[A run of records]

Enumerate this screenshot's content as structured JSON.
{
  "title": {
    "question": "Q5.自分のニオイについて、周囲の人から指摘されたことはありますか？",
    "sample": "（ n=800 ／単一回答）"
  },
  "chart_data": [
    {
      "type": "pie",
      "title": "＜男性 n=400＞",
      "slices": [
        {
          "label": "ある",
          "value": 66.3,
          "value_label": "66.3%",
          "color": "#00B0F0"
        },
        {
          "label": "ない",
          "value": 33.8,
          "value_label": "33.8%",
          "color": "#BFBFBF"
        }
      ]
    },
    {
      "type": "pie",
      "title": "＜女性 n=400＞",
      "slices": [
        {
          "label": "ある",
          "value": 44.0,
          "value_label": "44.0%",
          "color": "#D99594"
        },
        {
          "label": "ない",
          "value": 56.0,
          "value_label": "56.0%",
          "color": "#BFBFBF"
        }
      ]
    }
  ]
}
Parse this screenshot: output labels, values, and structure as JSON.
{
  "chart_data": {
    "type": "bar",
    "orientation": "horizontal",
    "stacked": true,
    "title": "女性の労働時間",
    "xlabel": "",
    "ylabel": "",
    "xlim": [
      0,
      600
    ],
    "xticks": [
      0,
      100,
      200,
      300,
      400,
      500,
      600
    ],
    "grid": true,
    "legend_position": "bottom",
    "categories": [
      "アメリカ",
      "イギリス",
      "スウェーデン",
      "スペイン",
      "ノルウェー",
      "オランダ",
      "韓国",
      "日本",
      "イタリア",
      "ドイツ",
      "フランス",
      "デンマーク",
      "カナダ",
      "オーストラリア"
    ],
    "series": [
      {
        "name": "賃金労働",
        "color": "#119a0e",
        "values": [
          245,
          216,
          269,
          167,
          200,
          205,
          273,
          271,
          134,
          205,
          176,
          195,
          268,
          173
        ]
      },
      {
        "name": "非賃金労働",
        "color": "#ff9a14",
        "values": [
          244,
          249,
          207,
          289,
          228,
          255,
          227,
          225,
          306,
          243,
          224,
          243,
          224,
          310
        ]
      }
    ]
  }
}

▶ [WHAT IS NEEDED] Pull every line containing "title" from the material above.

▶ [EXERCISE OUTPUT]
  "title": {
      "title": "＜男性 n=400＞",
      "title": "＜女性 n=400＞",
    "title": "女性の労働時間",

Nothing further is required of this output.